:: 주어진 요청 ::
아래 데이터 전체를 한 글자도 바꾸지 말고 그대로 옮겨 적으세요.

박스 좌표 목록:
# # # # # # #
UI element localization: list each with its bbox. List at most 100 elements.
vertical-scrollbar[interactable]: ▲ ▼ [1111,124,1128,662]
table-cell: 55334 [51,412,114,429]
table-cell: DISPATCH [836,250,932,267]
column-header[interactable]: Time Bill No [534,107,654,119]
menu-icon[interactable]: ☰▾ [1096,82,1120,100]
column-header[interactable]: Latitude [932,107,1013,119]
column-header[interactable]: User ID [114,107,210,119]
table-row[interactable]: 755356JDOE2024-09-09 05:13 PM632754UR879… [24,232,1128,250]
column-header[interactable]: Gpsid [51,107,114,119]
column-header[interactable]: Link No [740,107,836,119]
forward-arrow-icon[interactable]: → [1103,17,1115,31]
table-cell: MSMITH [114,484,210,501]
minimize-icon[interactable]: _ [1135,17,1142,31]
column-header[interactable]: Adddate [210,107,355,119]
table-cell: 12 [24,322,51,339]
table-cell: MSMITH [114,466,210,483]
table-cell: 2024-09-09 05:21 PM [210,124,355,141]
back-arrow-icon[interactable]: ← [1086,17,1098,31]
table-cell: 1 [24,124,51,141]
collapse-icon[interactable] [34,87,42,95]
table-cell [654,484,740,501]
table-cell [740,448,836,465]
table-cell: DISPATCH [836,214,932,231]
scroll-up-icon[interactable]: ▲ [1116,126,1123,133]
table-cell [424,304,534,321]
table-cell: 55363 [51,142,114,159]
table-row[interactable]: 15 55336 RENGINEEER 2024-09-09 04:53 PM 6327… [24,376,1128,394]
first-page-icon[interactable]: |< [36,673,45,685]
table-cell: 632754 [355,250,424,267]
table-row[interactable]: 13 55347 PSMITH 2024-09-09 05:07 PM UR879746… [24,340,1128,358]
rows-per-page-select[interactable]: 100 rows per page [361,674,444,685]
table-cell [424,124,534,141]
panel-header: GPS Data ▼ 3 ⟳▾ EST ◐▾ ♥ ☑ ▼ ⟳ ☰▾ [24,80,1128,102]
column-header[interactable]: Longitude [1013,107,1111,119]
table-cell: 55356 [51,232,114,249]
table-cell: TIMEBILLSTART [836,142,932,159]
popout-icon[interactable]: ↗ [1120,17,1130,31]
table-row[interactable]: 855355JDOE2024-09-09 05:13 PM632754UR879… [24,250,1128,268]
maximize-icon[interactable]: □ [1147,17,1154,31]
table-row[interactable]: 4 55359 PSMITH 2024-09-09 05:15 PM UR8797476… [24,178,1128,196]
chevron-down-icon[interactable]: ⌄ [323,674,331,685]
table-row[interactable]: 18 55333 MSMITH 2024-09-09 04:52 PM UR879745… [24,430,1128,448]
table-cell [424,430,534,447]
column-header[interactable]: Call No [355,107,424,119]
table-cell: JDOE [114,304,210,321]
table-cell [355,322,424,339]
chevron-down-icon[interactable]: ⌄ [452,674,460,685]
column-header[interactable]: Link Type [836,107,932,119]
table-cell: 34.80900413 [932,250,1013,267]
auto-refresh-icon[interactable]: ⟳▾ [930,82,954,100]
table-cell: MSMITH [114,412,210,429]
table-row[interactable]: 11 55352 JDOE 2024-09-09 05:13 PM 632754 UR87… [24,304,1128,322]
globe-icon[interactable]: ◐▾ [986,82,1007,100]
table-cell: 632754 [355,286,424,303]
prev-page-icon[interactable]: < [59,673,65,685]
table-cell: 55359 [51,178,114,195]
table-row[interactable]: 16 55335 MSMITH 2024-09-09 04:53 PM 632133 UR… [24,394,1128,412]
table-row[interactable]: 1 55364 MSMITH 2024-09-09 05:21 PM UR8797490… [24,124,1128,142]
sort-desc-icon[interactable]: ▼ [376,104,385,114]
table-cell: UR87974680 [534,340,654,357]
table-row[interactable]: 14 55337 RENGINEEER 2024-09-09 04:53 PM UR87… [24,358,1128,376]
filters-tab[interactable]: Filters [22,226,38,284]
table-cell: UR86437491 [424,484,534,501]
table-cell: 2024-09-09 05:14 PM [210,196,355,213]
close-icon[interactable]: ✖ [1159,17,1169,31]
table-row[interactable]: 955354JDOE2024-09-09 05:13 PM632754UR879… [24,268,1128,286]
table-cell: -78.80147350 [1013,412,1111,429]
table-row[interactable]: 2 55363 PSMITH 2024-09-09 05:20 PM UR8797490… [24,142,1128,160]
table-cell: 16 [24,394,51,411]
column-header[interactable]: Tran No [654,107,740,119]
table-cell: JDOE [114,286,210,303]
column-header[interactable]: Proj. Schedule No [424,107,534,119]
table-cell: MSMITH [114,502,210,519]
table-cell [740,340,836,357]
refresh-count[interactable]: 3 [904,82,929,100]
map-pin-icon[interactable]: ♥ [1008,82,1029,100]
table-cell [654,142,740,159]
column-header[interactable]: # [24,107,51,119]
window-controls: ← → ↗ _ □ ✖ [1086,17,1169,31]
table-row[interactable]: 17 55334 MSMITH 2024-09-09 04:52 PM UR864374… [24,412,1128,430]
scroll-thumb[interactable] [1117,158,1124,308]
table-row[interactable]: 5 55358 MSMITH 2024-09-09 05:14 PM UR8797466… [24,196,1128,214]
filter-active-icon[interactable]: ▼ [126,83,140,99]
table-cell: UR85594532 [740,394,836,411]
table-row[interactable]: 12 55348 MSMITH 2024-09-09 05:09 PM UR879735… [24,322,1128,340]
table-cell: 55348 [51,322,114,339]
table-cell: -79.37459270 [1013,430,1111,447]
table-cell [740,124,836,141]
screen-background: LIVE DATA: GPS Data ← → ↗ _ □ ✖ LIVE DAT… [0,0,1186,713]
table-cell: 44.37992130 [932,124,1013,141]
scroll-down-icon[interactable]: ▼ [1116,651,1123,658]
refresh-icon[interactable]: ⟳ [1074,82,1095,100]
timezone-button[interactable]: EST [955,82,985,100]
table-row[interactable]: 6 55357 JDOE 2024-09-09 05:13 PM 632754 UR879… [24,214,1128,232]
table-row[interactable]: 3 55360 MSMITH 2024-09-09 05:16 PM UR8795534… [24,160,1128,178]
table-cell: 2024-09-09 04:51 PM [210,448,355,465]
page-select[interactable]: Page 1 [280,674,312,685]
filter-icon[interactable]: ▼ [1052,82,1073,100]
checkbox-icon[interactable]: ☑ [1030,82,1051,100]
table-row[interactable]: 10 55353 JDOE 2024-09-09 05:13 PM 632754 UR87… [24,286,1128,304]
# # # # # # #
:: 응답 ::
UI element localization: list each with its bbox. List at most 100 elements.
vertical-scrollbar[interactable]: ▲ ▼ [1111,124,1128,662]
table-cell: 55334 [51,412,114,429]
table-cell: DISPATCH [836,250,932,267]
column-header[interactable]: Time Bill No [534,107,654,119]
menu-icon[interactable]: ☰▾ [1096,82,1120,100]
column-header[interactable]: Latitude [932,107,1013,119]
column-header[interactable]: User ID [114,107,210,119]
table-row[interactable]: 755356JDOE2024-09-09 05:13 PM632754UR879… [24,232,1128,250]
column-header[interactable]: Gpsid [51,107,114,119]
column-header[interactable]: Link No [740,107,836,119]
forward-arrow-icon[interactable]: → [1103,17,1115,31]
table-cell: MSMITH [114,484,210,501]
minimize-icon[interactable]: _ [1135,17,1142,31]
column-header[interactable]: Adddate [210,107,355,119]
table-cell: 12 [24,322,51,339]
table-cell: MSMITH [114,466,210,483]
table-cell: 2024-09-09 05:21 PM [210,124,355,141]
back-arrow-icon[interactable]: ← [1086,17,1098,31]
table-cell: 1 [24,124,51,141]
collapse-icon[interactable] [34,87,42,95]
table-cell [654,484,740,501]
table-cell [740,448,836,465]
table-cell: DISPATCH [836,214,932,231]
scroll-up-icon[interactable]: ▲ [1116,126,1123,133]
table-cell [424,304,534,321]
table-cell: 55363 [51,142,114,159]
table-row[interactable]: 15 55336 RENGINEEER 2024-09-09 04:53 PM 6327… [24,376,1128,394]
first-page-icon[interactable]: |< [36,673,45,685]
table-cell: 632754 [355,250,424,267]
table-row[interactable]: 13 55347 PSMITH 2024-09-09 05:07 PM UR879746… [24,340,1128,358]
rows-per-page-select[interactable]: 100 rows per page [361,674,444,685]
table-cell [424,124,534,141]
panel-header: GPS Data ▼ 3 ⟳▾ EST ◐▾ ♥ ☑ ▼ ⟳ ☰▾ [24,80,1128,102]
column-header[interactable]: Longitude [1013,107,1111,119]
table-cell: 55356 [51,232,114,249]
table-cell: TIMEBILLSTART [836,142,932,159]
popout-icon[interactable]: ↗ [1120,17,1130,31]
table-row[interactable]: 855355JDOE2024-09-09 05:13 PM632754UR879… [24,250,1128,268]
maximize-icon[interactable]: □ [1147,17,1154,31]
table-row[interactable]: 4 55359 PSMITH 2024-09-09 05:15 PM UR8797476… [24,178,1128,196]
chevron-down-icon[interactable]: ⌄ [323,674,331,685]
table-row[interactable]: 18 55333 MSMITH 2024-09-09 04:52 PM UR879745… [24,430,1128,448]
table-cell [424,430,534,447]
column-header[interactable]: Call No [355,107,424,119]
table-cell: JDOE [114,304,210,321]
table-cell [355,322,424,339]
chevron-down-icon[interactable]: ⌄ [452,674,460,685]
column-header[interactable]: Link Type [836,107,932,119]
table-cell: 34.80900413 [932,250,1013,267]
auto-refresh-icon[interactable]: ⟳▾ [930,82,954,100]
table-cell: MSMITH [114,412,210,429]
table-row[interactable]: 11 55352 JDOE 2024-09-09 05:13 PM 632754 UR87… [24,304,1128,322]
globe-icon[interactable]: ◐▾ [986,82,1007,100]
table-cell: 632754 [355,286,424,303]
prev-page-icon[interactable]: < [59,673,65,685]
table-cell: 55359 [51,178,114,195]
table-row[interactable]: 16 55335 MSMITH 2024-09-09 04:53 PM 632133 UR… [24,394,1128,412]
table-row[interactable]: 1 55364 MSMITH 2024-09-09 05:21 PM UR8797490… [24,124,1128,142]
sort-desc-icon[interactable]: ▼ [376,104,385,114]
table-cell: UR87974680 [534,340,654,357]
table-row[interactable]: 14 55337 RENGINEEER 2024-09-09 04:53 PM UR87… [24,358,1128,376]
filters-tab[interactable]: Filters [22,226,38,284]
table-cell: UR86437491 [424,484,534,501]
table-cell: 2024-09-09 05:14 PM [210,196,355,213]
close-icon[interactable]: ✖ [1159,17,1169,31]
table-row[interactable]: 955354JDOE2024-09-09 05:13 PM632754UR879… [24,268,1128,286]
table-cell: -78.80147350 [1013,412,1111,429]
table-row[interactable]: 2 55363 PSMITH 2024-09-09 05:20 PM UR8797490… [24,142,1128,160]
table-cell: 16 [24,394,51,411]
column-header[interactable]: Tran No [654,107,740,119]
table-cell: JDOE [114,286,210,303]
column-header[interactable]: Proj. Schedule No [424,107,534,119]
table-cell: MSMITH [114,502,210,519]
table-cell [740,340,836,357]
refresh-count[interactable]: 3 [904,82,929,100]
map-pin-icon[interactable]: ♥ [1008,82,1029,100]
table-cell [654,142,740,159]
column-header[interactable]: # [24,107,51,119]
window-controls: ← → ↗ _ □ ✖ [1086,17,1169,31]
table-row[interactable]: 17 55334 MSMITH 2024-09-09 04:52 PM UR864374… [24,412,1128,430]
scroll-thumb[interactable] [1117,158,1124,308]
table-row[interactable]: 5 55358 MSMITH 2024-09-09 05:14 PM UR8797466… [24,196,1128,214]
filter-active-icon[interactable]: ▼ [126,83,140,99]
table-cell: UR85594532 [740,394,836,411]
table-row[interactable]: 12 55348 MSMITH 2024-09-09 05:09 PM UR879735… [24,322,1128,340]
table-cell: 55348 [51,322,114,339]
table-cell: -79.37459270 [1013,430,1111,447]
table-cell [740,124,836,141]
screen-background: LIVE DATA: GPS Data ← → ↗ _ □ ✖ LIVE DAT… [0,0,1186,713]
table-cell: 44.37992130 [932,124,1013,141]
scroll-down-icon[interactable]: ▼ [1116,651,1123,658]
refresh-icon[interactable]: ⟳ [1074,82,1095,100]
timezone-button[interactable]: EST [955,82,985,100]
table-row[interactable]: 6 55357 JDOE 2024-09-09 05:13 PM 632754 UR879… [24,214,1128,232]
table-row[interactable]: 3 55360 MSMITH 2024-09-09 05:16 PM UR8795534… [24,160,1128,178]
table-cell: 2024-09-09 04:51 PM [210,448,355,465]
page-select[interactable]: Page 1 [280,674,312,685]
filter-icon[interactable]: ▼ [1052,82,1073,100]
checkbox-icon[interactable]: ☑ [1030,82,1051,100]
table-row[interactable]: 10 55353 JDOE 2024-09-09 05:13 PM 632754 UR87… [24,286,1128,304]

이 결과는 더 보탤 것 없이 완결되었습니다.